Dataset excerpt:
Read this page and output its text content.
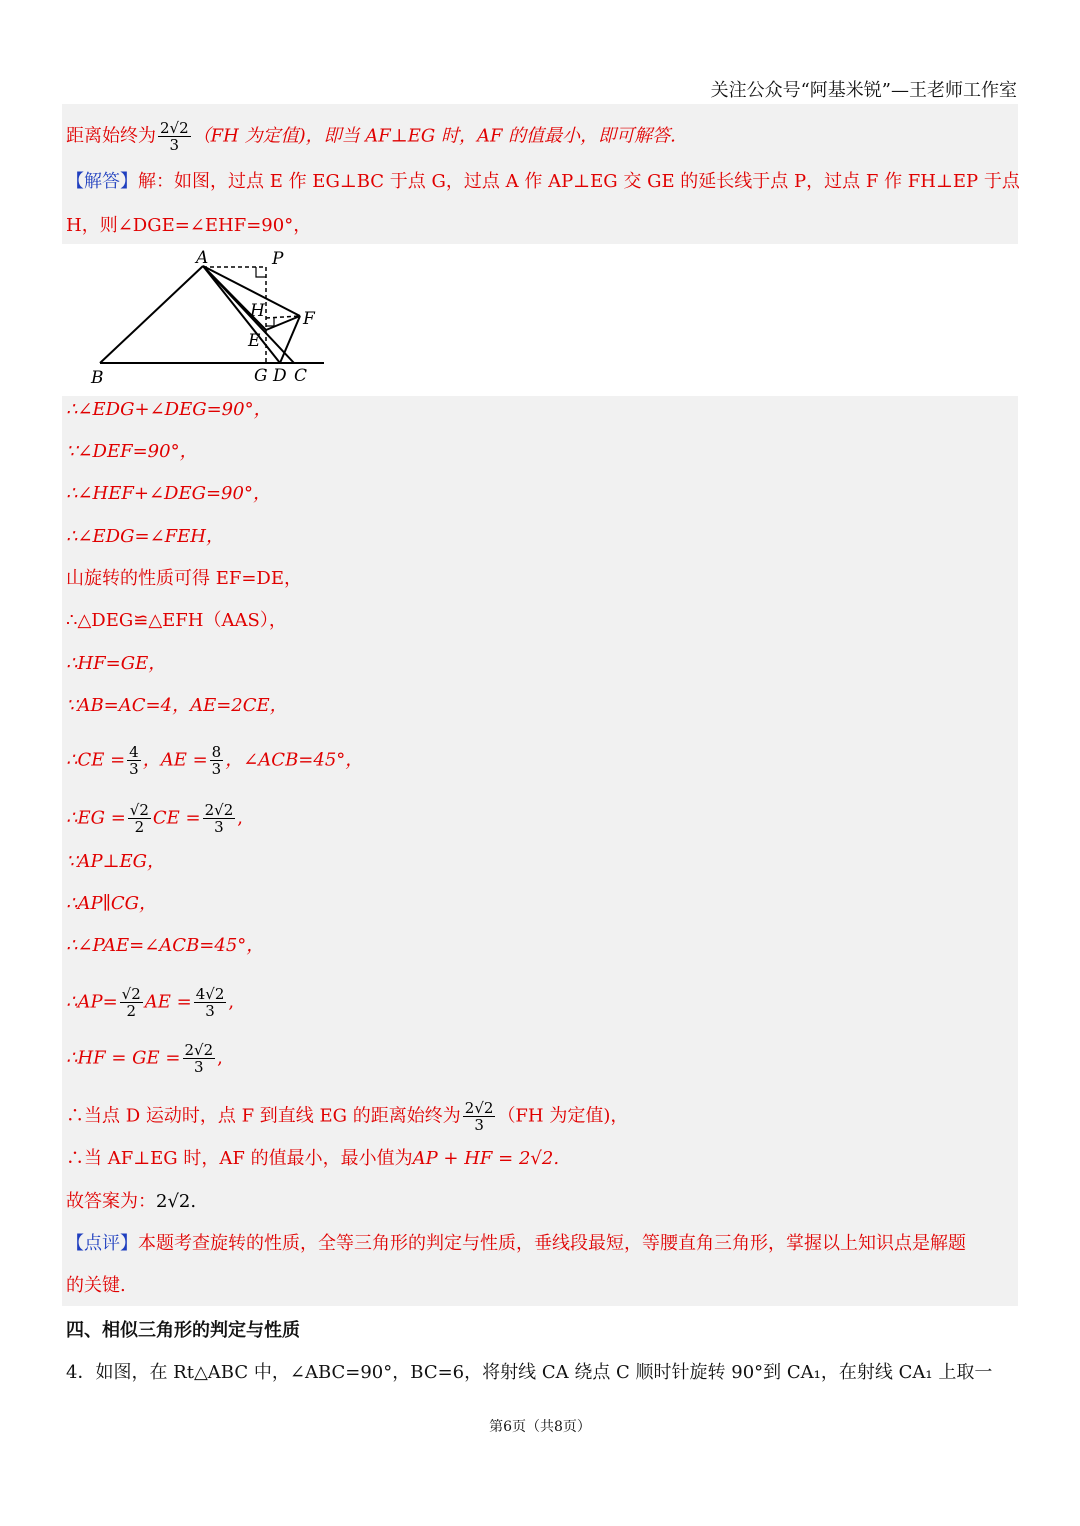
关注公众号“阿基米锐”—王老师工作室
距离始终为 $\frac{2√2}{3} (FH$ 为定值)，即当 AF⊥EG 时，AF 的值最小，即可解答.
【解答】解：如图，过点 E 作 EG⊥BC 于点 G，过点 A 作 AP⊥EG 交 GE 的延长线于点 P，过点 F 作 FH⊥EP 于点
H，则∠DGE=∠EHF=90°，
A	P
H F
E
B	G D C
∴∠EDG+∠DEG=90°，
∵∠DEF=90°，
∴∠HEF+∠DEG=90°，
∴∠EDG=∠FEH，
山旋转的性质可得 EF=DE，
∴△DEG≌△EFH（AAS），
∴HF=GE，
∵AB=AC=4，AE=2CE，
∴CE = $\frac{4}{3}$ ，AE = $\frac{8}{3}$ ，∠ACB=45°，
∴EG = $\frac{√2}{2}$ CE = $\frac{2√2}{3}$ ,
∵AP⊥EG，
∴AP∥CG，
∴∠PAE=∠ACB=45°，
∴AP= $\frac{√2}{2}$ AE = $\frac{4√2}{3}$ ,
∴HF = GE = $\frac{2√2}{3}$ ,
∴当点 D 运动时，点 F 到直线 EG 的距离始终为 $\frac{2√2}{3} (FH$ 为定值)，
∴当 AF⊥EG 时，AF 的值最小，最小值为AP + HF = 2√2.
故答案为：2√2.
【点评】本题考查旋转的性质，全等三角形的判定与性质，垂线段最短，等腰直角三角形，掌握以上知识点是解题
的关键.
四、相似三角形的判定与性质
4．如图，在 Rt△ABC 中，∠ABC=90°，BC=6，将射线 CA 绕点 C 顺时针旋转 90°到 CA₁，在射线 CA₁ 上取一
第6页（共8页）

...

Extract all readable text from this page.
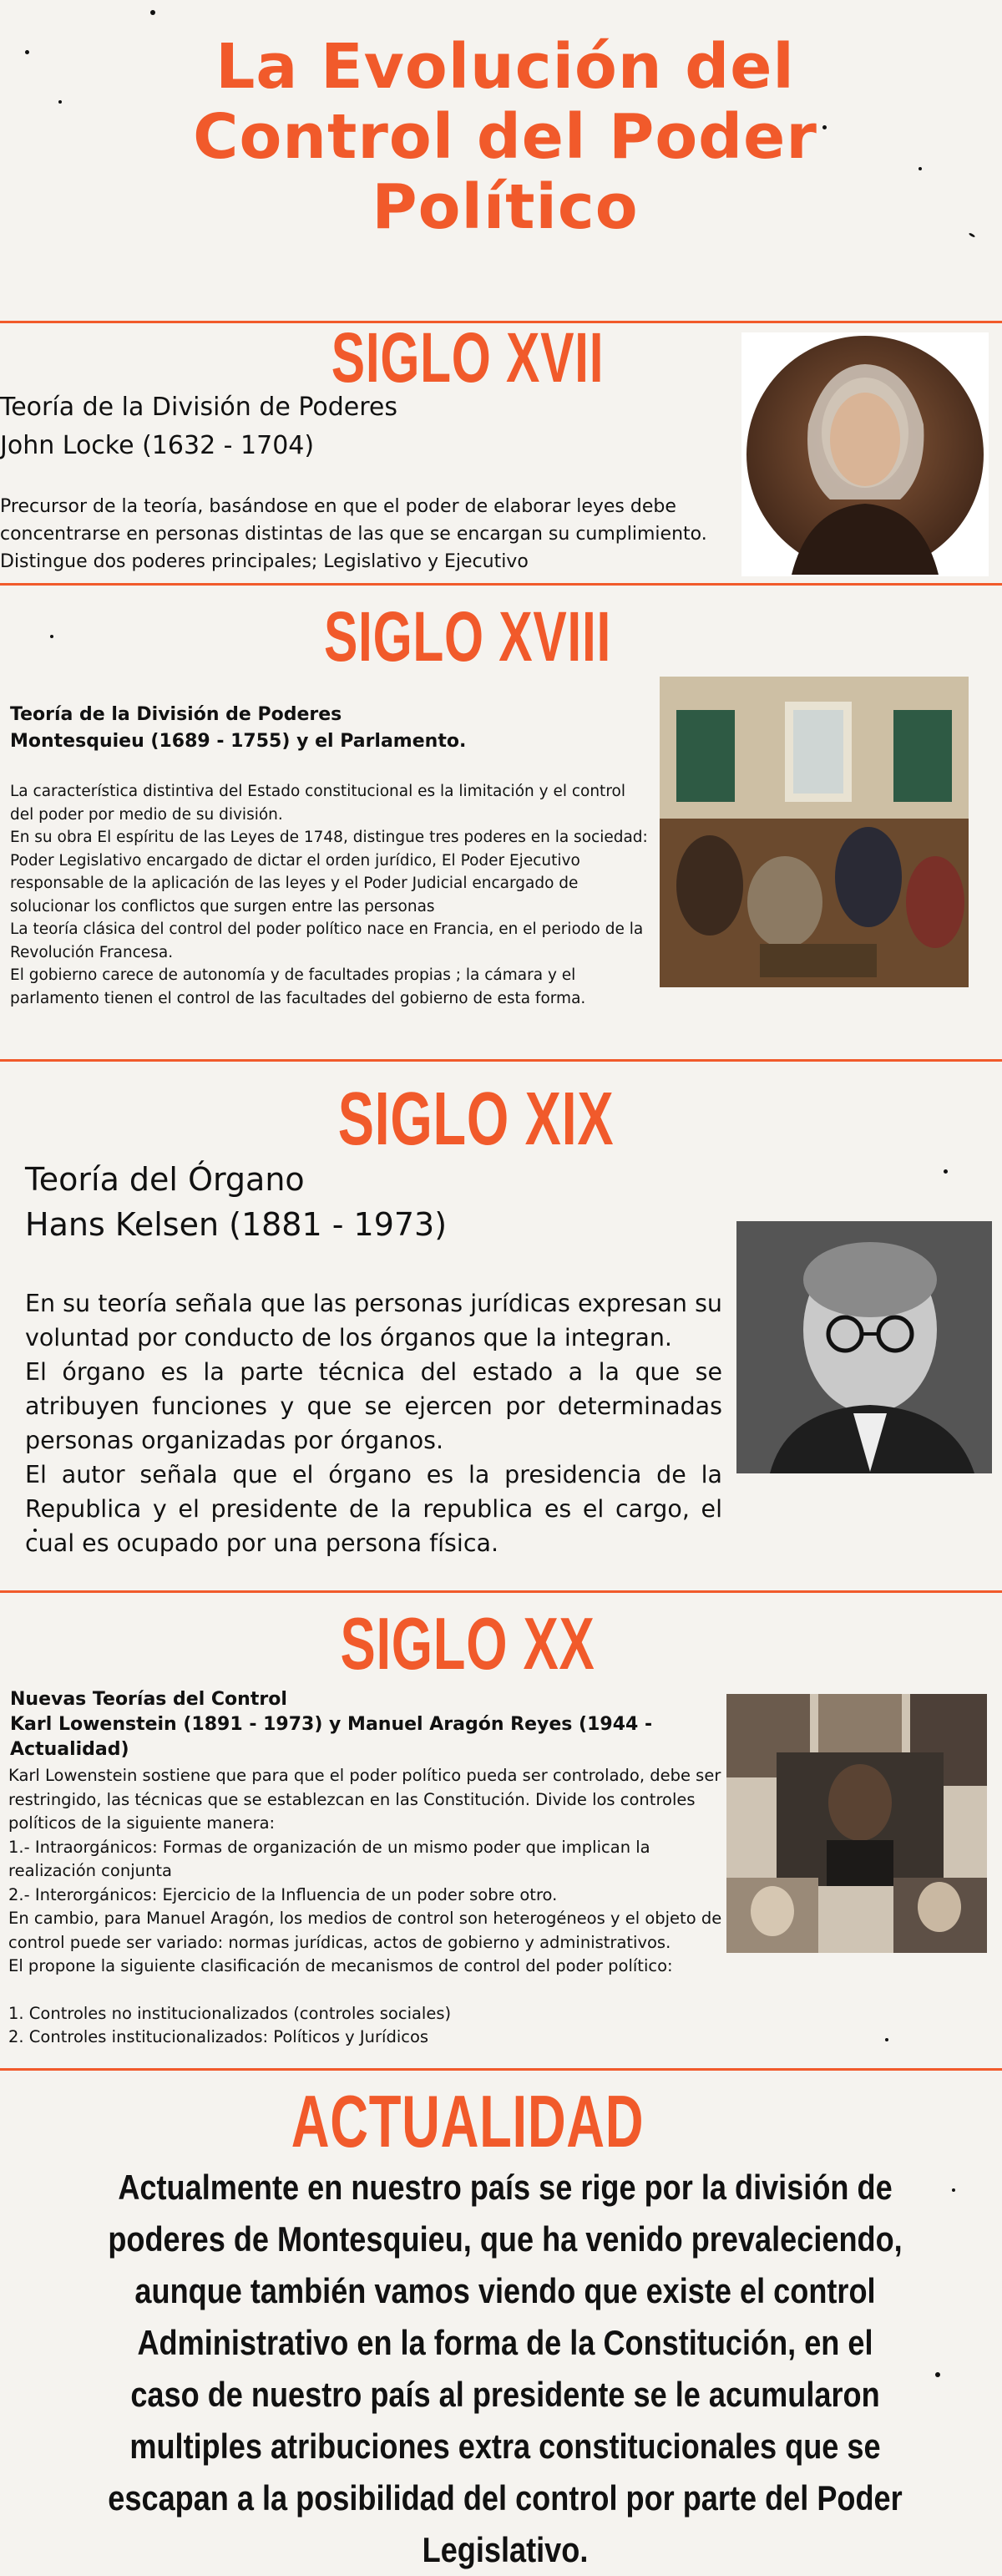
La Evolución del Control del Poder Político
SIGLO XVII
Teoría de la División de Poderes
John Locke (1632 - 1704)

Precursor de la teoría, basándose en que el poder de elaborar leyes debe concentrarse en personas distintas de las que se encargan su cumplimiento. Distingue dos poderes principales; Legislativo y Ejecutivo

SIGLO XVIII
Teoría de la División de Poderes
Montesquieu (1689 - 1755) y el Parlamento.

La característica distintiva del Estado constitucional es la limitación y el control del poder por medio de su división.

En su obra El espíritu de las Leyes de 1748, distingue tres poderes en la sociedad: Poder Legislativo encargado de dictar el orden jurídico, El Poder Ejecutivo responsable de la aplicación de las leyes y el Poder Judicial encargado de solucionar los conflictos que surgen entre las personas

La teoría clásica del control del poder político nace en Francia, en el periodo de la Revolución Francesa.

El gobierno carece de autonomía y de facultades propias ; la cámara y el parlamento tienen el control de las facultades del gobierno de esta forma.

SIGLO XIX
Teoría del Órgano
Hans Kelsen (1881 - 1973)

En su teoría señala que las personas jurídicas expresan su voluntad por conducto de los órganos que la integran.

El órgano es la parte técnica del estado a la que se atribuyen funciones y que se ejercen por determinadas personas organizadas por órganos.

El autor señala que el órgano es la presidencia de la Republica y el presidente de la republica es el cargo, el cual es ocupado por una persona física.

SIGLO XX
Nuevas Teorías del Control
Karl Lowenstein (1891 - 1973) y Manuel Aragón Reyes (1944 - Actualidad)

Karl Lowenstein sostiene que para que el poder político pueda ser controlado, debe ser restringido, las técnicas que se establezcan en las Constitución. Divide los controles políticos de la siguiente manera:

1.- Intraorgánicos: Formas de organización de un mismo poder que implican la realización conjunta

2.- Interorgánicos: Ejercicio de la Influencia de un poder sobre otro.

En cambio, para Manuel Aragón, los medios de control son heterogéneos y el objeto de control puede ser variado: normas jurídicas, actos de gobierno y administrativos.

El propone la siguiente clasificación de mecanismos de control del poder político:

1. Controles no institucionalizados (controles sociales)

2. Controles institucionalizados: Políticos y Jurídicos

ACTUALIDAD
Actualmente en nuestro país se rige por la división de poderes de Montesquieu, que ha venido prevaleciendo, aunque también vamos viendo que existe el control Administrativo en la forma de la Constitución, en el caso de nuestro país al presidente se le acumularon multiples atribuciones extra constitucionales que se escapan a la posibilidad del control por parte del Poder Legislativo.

**STATED PROBLEM**
In the listing, find all lines with the string "SIGLO" and copy them.

**TASK OUTPUT**
SIGLO XVII
SIGLO XVIII
SIGLO XIX
SIGLO XX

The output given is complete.